• Required work: Locate "OCR this image." in the listing. Transcribe the line that contains it and every line that follows, through the last, omitting all pictures.

(Collection entries)

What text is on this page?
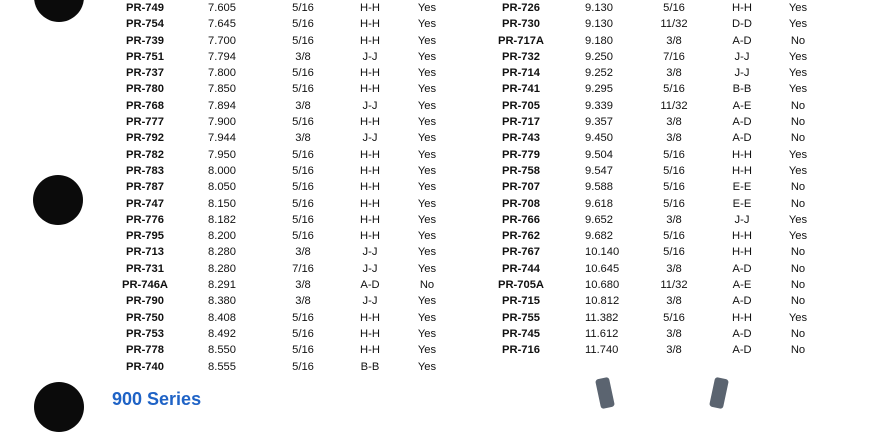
PR-749	7.605	5/16	H-H	Yes
PR-754	7.645	5/16	H-H	Yes
PR-739	7.700	5/16	H-H	Yes
PR-751	7.794	3/8	J-J	Yes
PR-737	7.800	5/16	H-H	Yes
PR-780	7.850	5/16	H-H	Yes
PR-768	7.894	3/8	J-J	Yes
PR-777	7.900	5/16	H-H	Yes
PR-792	7.944	3/8	J-J	Yes
PR-782	7.950	5/16	H-H	Yes
PR-783	8.000	5/16	H-H	Yes
PR-787	8.050	5/16	H-H	Yes
PR-747	8.150	5/16	H-H	Yes
PR-776	8.182	5/16	H-H	Yes
PR-795	8.200	5/16	H-H	Yes
PR-713	8.280	3/8	J-J	Yes
PR-731	8.280	7/16	J-J	Yes
PR-746A	8.291	3/8	A-D	No
PR-790	8.380	3/8	J-J	Yes
PR-750	8.408	5/16	H-H	Yes
PR-753	8.492	5/16	H-H	Yes
PR-778	8.550	5/16	H-H	Yes
PR-740	8.555	5/16	B-B	Yes
PR-726	9.130	5/16	H-H	Yes
PR-730	9.130	11/32	D-D	Yes
PR-717A	9.180	3/8	A-D	No
PR-732	9.250	7/16	J-J	Yes
PR-714	9.252	3/8	J-J	Yes
PR-741	9.295	5/16	B-B	Yes
PR-705	9.339	11/32	A-E	No
PR-717	9.357	3/8	A-D	No
PR-743	9.450	3/8	A-D	No
PR-779	9.504	5/16	H-H	Yes
PR-758	9.547	5/16	H-H	Yes
PR-707	9.588	5/16	E-E	No
PR-708	9.618	5/16	E-E	No
PR-766	9.652	3/8	J-J	Yes
PR-762	9.682	5/16	H-H	Yes
PR-767	10.140	5/16	H-H	No
PR-744	10.645	3/8	A-D	No
PR-705A	10.680	11/32	A-E	No
PR-715	10.812	3/8	A-D	No
PR-755	11.382	5/16	H-H	Yes
PR-745	11.612	3/8	A-D	No
PR-716	11.740	3/8	A-D	No
900 Series
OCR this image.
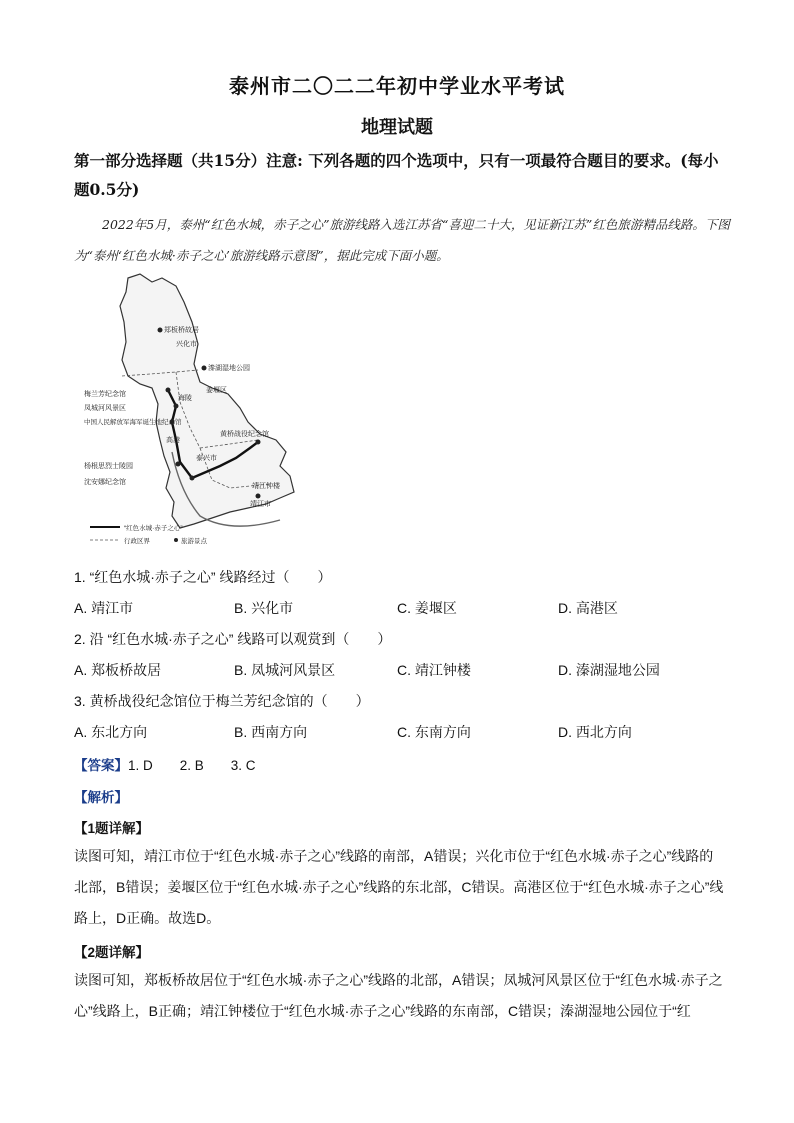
泰州市二〇二二年初中学业水平考试
地理试题
第一部分选择题（共15分）注意: 下列各题的四个选项中，只有一项最符合题目的要求。(每小题0.5分)
2022年5月，泰州“红色水城，赤子之心”旅游线路入选江苏省“喜迎二十大，见证新江苏”红色旅游精品线路。下图为“泰州‘红色水城·赤子之心’旅游线路示意图”，据此完成下面小题。
郑板桥故居
兴化市
溱湖湿地公园
姜堰区
梅兰芳纪念馆
凤城河风景区
中国人民解放军海军诞生地纪念馆
高港
海陵
黄桥战役纪念馆
泰兴市
杨根思烈士陵园
沈安娜纪念馆
靖江钟楼
靖江市
“红色水城·赤子之心”
行政区界	旅游景点
1. “红色水城·赤子之心” 线路经过（　　）
A. 靖江市	B. 兴化市	C. 姜堰区	D. 高港区
2. 沿 “红色水城·赤子之心” 线路可以观赏到（　　）
A. 郑板桥故居	B. 凤城河风景区	C. 靖江钟楼	D. 溱湖湿地公园
3. 黄桥战役纪念馆位于梅兰芳纪念馆的（　　）
A. 东北方向	B. 西南方向	C. 东南方向	D. 西北方向
【答案】1. D　　2. B　　3. C
【解析】
【1题详解】
读图可知，靖江市位于“红色水城·赤子之心”线路的南部，A错误；兴化市位于“红色水城·赤子之心”线路的北部，B错误；姜堰区位于“红色水城·赤子之心”线路的东北部，C错误。高港区位于“红色水城·赤子之心”线路上，D正确。故选D。
【2题详解】
读图可知，郑板桥故居位于“红色水城·赤子之心”线路的北部，A错误；凤城河风景区位于“红色水城·赤子之心”线路上，B正确；靖江钟楼位于“红色水城·赤子之心”线路的东南部，C错误；溱湖湿地公园位于“红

• Expected answer:
OCR this image.
泰州市二〇二二年初中学业水平考试
地理试题
第一部分选择题（共15分）注意: 下列各题的四个选项中，只有一项最符合题目的要求。(每小题0.5分)
2022年5月，泰州“红色水城，赤子之心”旅游线路入选江苏省“喜迎二十大，见证新江苏”红色旅游精品线路。下图为“泰州‘红色水城·赤子之心’旅游线路示意图”，据此完成下面小题。
郑板桥故居
兴化市
溱湖湿地公园
姜堰区
梅兰芳纪念馆
凤城河风景区
中国人民解放军海军诞生地纪念馆
高港
海陵
黄桥战役纪念馆
泰兴市
杨根思烈士陵园
沈安娜纪念馆
靖江钟楼
靖江市
“红色水城·赤子之心”
行政区界	旅游景点
1. “红色水城·赤子之心” 线路经过（　　）
A. 靖江市	B. 兴化市	C. 姜堰区	D. 高港区
2. 沿 “红色水城·赤子之心” 线路可以观赏到（　　）
A. 郑板桥故居	B. 凤城河风景区	C. 靖江钟楼	D. 溱湖湿地公园
3. 黄桥战役纪念馆位于梅兰芳纪念馆的（　　）
A. 东北方向	B. 西南方向	C. 东南方向	D. 西北方向
【答案】1. D　　2. B　　3. C
【解析】
【1题详解】
读图可知，靖江市位于“红色水城·赤子之心”线路的南部，A错误；兴化市位于“红色水城·赤子之心”线路的北部，B错误；姜堰区位于“红色水城·赤子之心”线路的东北部，C错误。高港区位于“红色水城·赤子之心”线路上，D正确。故选D。
【2题详解】
读图可知，郑板桥故居位于“红色水城·赤子之心”线路的北部，A错误；凤城河风景区位于“红色水城·赤子之心”线路上，B正确；靖江钟楼位于“红色水城·赤子之心”线路的东南部，C错误；溱湖湿地公园位于“红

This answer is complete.